Transcribe the records below exactly.

# Task inputs
==*==

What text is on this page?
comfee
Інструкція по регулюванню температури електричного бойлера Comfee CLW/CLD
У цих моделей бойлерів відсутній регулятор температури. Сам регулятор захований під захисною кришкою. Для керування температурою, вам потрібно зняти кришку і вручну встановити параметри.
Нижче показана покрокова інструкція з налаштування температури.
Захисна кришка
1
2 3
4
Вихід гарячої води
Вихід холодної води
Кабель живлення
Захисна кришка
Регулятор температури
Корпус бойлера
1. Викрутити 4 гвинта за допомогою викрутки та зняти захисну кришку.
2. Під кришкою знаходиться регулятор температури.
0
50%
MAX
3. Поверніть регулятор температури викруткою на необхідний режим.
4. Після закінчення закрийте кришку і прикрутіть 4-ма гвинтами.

==*==

# Response to the task
What text is on this page?
comfee
Інструкція по регулюванню температури електричного бойлера Comfee CLW/CLD
У цих моделей бойлерів відсутній регулятор температури. Сам регулятор захований під захисною кришкою. Для керування температурою, вам потрібно зняти кришку і вручну встановити параметри.
Нижче показана покрокова інструкція з налаштування температури.
Захисна кришка
1
2 3
4
Вихід гарячої води
Вихід холодної води
Кабель живлення
Захисна кришка
Регулятор температури
Корпус бойлера
1. Викрутити 4 гвинта за допомогою викрутки та зняти захисну кришку.
2. Під кришкою знаходиться регулятор температури.
0
50%
MAX
3. Поверніть регулятор температури викруткою на необхідний режим.
4. Після закінчення закрийте кришку і прикрутіть 4-ма гвинтами.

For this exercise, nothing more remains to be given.